start Material shown

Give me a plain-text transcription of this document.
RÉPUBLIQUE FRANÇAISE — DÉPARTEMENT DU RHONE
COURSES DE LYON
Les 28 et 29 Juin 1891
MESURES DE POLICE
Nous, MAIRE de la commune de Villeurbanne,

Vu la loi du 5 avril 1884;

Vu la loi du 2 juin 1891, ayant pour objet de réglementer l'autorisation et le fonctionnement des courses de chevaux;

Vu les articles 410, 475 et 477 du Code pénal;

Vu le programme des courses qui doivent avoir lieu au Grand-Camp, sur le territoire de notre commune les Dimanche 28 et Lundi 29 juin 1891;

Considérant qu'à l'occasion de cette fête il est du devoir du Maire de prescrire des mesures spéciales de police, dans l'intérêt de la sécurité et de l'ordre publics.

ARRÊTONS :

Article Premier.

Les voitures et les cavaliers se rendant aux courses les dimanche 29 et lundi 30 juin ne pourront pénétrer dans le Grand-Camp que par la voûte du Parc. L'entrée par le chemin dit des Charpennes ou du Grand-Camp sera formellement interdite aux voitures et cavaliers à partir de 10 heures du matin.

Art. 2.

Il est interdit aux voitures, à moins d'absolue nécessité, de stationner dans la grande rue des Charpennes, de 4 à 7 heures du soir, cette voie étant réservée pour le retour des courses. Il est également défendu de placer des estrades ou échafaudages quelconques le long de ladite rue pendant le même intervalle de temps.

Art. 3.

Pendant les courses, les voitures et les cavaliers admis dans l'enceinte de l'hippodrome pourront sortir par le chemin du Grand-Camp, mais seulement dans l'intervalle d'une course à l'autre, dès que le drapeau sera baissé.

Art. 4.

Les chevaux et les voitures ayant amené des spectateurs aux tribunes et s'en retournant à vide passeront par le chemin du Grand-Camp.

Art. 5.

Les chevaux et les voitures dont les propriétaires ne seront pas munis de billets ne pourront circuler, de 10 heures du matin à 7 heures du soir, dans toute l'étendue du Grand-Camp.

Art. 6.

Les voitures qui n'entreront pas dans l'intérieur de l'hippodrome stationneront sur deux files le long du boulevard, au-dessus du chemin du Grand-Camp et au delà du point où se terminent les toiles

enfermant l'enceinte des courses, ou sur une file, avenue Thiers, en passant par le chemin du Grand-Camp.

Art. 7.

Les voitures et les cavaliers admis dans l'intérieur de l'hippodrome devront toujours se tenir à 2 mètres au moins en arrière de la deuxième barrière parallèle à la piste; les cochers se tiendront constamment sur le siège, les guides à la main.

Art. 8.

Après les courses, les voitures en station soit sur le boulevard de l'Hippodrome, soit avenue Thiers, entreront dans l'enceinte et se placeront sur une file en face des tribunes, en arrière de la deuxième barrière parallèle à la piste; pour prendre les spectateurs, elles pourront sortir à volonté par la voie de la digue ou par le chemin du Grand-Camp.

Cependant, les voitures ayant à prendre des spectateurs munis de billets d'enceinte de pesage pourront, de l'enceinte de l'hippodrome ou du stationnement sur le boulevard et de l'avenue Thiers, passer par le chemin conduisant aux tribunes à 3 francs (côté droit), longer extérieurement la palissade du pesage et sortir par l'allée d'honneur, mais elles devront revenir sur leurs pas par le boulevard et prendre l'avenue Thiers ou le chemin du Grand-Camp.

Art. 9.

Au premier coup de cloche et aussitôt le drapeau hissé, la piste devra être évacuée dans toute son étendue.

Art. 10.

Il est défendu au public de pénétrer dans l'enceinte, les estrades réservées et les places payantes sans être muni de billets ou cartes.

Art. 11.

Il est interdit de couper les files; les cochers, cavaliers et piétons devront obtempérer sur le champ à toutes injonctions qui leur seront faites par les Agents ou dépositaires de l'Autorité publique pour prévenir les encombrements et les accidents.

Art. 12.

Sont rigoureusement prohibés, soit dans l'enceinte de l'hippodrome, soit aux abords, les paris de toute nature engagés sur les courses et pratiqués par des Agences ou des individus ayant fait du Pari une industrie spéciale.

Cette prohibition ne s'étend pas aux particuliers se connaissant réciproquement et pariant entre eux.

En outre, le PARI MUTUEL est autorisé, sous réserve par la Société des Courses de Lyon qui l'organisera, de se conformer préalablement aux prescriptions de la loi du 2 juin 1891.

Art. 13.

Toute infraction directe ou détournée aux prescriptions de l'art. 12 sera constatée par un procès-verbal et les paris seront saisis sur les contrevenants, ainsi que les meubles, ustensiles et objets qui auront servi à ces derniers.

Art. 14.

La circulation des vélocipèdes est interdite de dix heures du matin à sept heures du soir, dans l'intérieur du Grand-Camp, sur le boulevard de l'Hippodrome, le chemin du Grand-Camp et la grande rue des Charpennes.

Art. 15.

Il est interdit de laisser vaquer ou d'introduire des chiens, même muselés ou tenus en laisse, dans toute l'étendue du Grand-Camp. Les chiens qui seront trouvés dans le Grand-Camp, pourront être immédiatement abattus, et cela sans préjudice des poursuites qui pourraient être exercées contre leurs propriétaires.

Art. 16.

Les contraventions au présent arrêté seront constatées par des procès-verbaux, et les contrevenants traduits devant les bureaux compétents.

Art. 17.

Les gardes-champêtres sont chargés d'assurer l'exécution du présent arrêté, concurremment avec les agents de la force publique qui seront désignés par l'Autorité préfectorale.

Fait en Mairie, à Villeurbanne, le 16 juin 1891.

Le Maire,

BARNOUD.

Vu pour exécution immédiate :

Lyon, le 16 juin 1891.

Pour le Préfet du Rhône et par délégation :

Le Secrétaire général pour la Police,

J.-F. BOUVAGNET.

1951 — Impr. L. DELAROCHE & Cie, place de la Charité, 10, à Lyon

end Material shown

> Exercise instructions: Please set down the whole listing above without altering a single line.

> The completed task:
Give me a plain-text transcription of this document.
RÉPUBLIQUE FRANÇAISE — DÉPARTEMENT DU RHONE
COURSES DE LYON
Les 28 et 29 Juin 1891
MESURES DE POLICE
Nous, MAIRE de la commune de Villeurbanne,

Vu la loi du 5 avril 1884;

Vu la loi du 2 juin 1891, ayant pour objet de réglementer l'autorisation et le fonctionnement des courses de chevaux;

Vu les articles 410, 475 et 477 du Code pénal;

Vu le programme des courses qui doivent avoir lieu au Grand-Camp, sur le territoire de notre commune les Dimanche 28 et Lundi 29 juin 1891;

Considérant qu'à l'occasion de cette fête il est du devoir du Maire de prescrire des mesures spéciales de police, dans l'intérêt de la sécurité et de l'ordre publics.

ARRÊTONS :

Article Premier.

Les voitures et les cavaliers se rendant aux courses les dimanche 29 et lundi 30 juin ne pourront pénétrer dans le Grand-Camp que par la voûte du Parc. L'entrée par le chemin dit des Charpennes ou du Grand-Camp sera formellement interdite aux voitures et cavaliers à partir de 10 heures du matin.

Art. 2.

Il est interdit aux voitures, à moins d'absolue nécessité, de stationner dans la grande rue des Charpennes, de 4 à 7 heures du soir, cette voie étant réservée pour le retour des courses. Il est également défendu de placer des estrades ou échafaudages quelconques le long de ladite rue pendant le même intervalle de temps.

Art. 3.

Pendant les courses, les voitures et les cavaliers admis dans l'enceinte de l'hippodrome pourront sortir par le chemin du Grand-Camp, mais seulement dans l'intervalle d'une course à l'autre, dès que le drapeau sera baissé.

Art. 4.

Les chevaux et les voitures ayant amené des spectateurs aux tribunes et s'en retournant à vide passeront par le chemin du Grand-Camp.

Art. 5.

Les chevaux et les voitures dont les propriétaires ne seront pas munis de billets ne pourront circuler, de 10 heures du matin à 7 heures du soir, dans toute l'étendue du Grand-Camp.

Art. 6.

Les voitures qui n'entreront pas dans l'intérieur de l'hippodrome stationneront sur deux files le long du boulevard, au-dessus du chemin du Grand-Camp et au delà du point où se terminent les toiles

enfermant l'enceinte des courses, ou sur une file, avenue Thiers, en passant par le chemin du Grand-Camp.

Art. 7.

Les voitures et les cavaliers admis dans l'intérieur de l'hippodrome devront toujours se tenir à 2 mètres au moins en arrière de la deuxième barrière parallèle à la piste; les cochers se tiendront constamment sur le siège, les guides à la main.

Art. 8.

Après les courses, les voitures en station soit sur le boulevard de l'Hippodrome, soit avenue Thiers, entreront dans l'enceinte et se placeront sur une file en face des tribunes, en arrière de la deuxième barrière parallèle à la piste; pour prendre les spectateurs, elles pourront sortir à volonté par la voie de la digue ou par le chemin du Grand-Camp.

Cependant, les voitures ayant à prendre des spectateurs munis de billets d'enceinte de pesage pourront, de l'enceinte de l'hippodrome ou du stationnement sur le boulevard et de l'avenue Thiers, passer par le chemin conduisant aux tribunes à 3 francs (côté droit), longer extérieurement la palissade du pesage et sortir par l'allée d'honneur, mais elles devront revenir sur leurs pas par le boulevard et prendre l'avenue Thiers ou le chemin du Grand-Camp.

Art. 9.

Au premier coup de cloche et aussitôt le drapeau hissé, la piste devra être évacuée dans toute son étendue.

Art. 10.

Il est défendu au public de pénétrer dans l'enceinte, les estrades réservées et les places payantes sans être muni de billets ou cartes.

Art. 11.

Il est interdit de couper les files; les cochers, cavaliers et piétons devront obtempérer sur le champ à toutes injonctions qui leur seront faites par les Agents ou dépositaires de l'Autorité publique pour prévenir les encombrements et les accidents.

Art. 12.

Sont rigoureusement prohibés, soit dans l'enceinte de l'hippodrome, soit aux abords, les paris de toute nature engagés sur les courses et pratiqués par des Agences ou des individus ayant fait du Pari une industrie spéciale.

Cette prohibition ne s'étend pas aux particuliers se connaissant réciproquement et pariant entre eux.

En outre, le PARI MUTUEL est autorisé, sous réserve par la Société des Courses de Lyon qui l'organisera, de se conformer préalablement aux prescriptions de la loi du 2 juin 1891.

Art. 13.

Toute infraction directe ou détournée aux prescriptions de l'art. 12 sera constatée par un procès-verbal et les paris seront saisis sur les contrevenants, ainsi que les meubles, ustensiles et objets qui auront servi à ces derniers.

Art. 14.

La circulation des vélocipèdes est interdite de dix heures du matin à sept heures du soir, dans l'intérieur du Grand-Camp, sur le boulevard de l'Hippodrome, le chemin du Grand-Camp et la grande rue des Charpennes.

Art. 15.

Il est interdit de laisser vaquer ou d'introduire des chiens, même muselés ou tenus en laisse, dans toute l'étendue du Grand-Camp. Les chiens qui seront trouvés dans le Grand-Camp, pourront être immédiatement abattus, et cela sans préjudice des poursuites qui pourraient être exercées contre leurs propriétaires.

Art. 16.

Les contraventions au présent arrêté seront constatées par des procès-verbaux, et les contrevenants traduits devant les bureaux compétents.

Art. 17.

Les gardes-champêtres sont chargés d'assurer l'exécution du présent arrêté, concurremment avec les agents de la force publique qui seront désignés par l'Autorité préfectorale.

Fait en Mairie, à Villeurbanne, le 16 juin 1891.

Le Maire,

BARNOUD.

Vu pour exécution immédiate :

Lyon, le 16 juin 1891.

Pour le Préfet du Rhône et par délégation :

Le Secrétaire général pour la Police,

J.-F. BOUVAGNET.

1951 — Impr. L. DELAROCHE & Cie, place de la Charité, 10, à Lyon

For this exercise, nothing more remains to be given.